* Your instructions
Without including the pictures, copy out every line below.

Excerpts from a figure dataset:
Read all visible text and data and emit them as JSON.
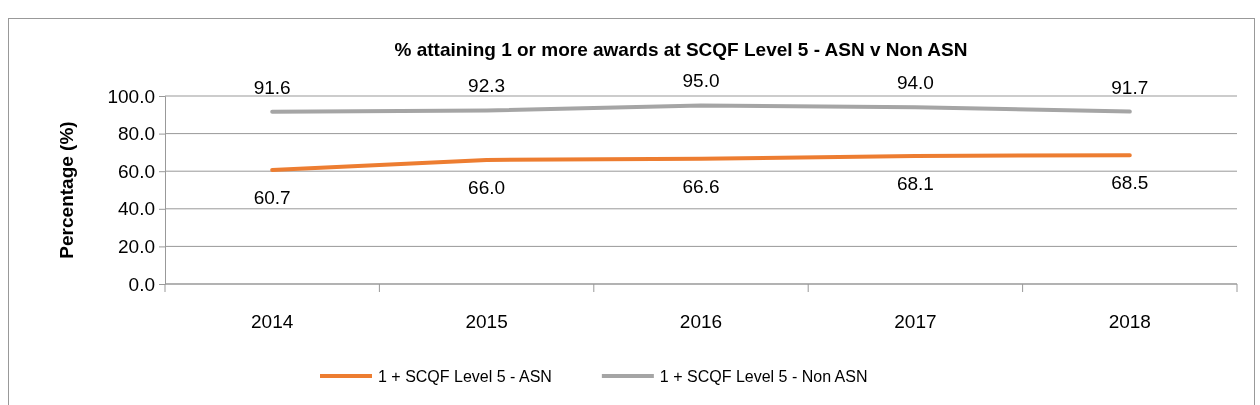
{
  "chart_data": {
    "type": "line",
    "title": "% attaining 1 or more awards at SCQF Level 5 - ASN v Non ASN",
    "ylabel": "Percentage (%)",
    "categories": [
      "2014",
      "2015",
      "2016",
      "2017",
      "2018"
    ],
    "series": [
      {
        "name": "1 + SCQF Level 5 - ASN",
        "color": "#ed7d31",
        "values": [
          60.7,
          66.0,
          66.6,
          68.1,
          68.5
        ],
        "value_labels": [
          "60.7",
          "66.0",
          "66.6",
          "68.1",
          "68.5"
        ]
      },
      {
        "name": "1 + SCQF Level 5 - Non ASN",
        "color": "#a5a5a5",
        "values": [
          91.6,
          92.3,
          95.0,
          94.0,
          91.7
        ],
        "value_labels": [
          "91.6",
          "92.3",
          "95.0",
          "94.0",
          "91.7"
        ]
      }
    ],
    "ylim": [
      0,
      100
    ],
    "yticks": [
      {
        "value": 0,
        "label": "0.0"
      },
      {
        "value": 20,
        "label": "20.0"
      },
      {
        "value": 40,
        "label": "40.0"
      },
      {
        "value": 60,
        "label": "60.0"
      },
      {
        "value": 80,
        "label": "80.0"
      },
      {
        "value": 100,
        "label": "100.0"
      }
    ],
    "grid": "y",
    "legend": "bottom",
    "marker": "none",
    "line_style": "solid"
  }
}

* Problem solution
Read all visible text and data and emit them as JSON.
{
  "chart_data": {
    "type": "line",
    "title": "% attaining 1 or more awards at SCQF Level 5 - ASN v Non ASN",
    "ylabel": "Percentage (%)",
    "categories": [
      "2014",
      "2015",
      "2016",
      "2017",
      "2018"
    ],
    "series": [
      {
        "name": "1 + SCQF Level 5 - ASN",
        "color": "#ed7d31",
        "values": [
          60.7,
          66.0,
          66.6,
          68.1,
          68.5
        ],
        "value_labels": [
          "60.7",
          "66.0",
          "66.6",
          "68.1",
          "68.5"
        ]
      },
      {
        "name": "1 + SCQF Level 5 - Non ASN",
        "color": "#a5a5a5",
        "values": [
          91.6,
          92.3,
          95.0,
          94.0,
          91.7
        ],
        "value_labels": [
          "91.6",
          "92.3",
          "95.0",
          "94.0",
          "91.7"
        ]
      }
    ],
    "ylim": [
      0,
      100
    ],
    "yticks": [
      {
        "value": 0,
        "label": "0.0"
      },
      {
        "value": 20,
        "label": "20.0"
      },
      {
        "value": 40,
        "label": "40.0"
      },
      {
        "value": 60,
        "label": "60.0"
      },
      {
        "value": 80,
        "label": "80.0"
      },
      {
        "value": 100,
        "label": "100.0"
      }
    ],
    "grid": "y",
    "legend": "bottom",
    "marker": "none",
    "line_style": "solid"
  }
}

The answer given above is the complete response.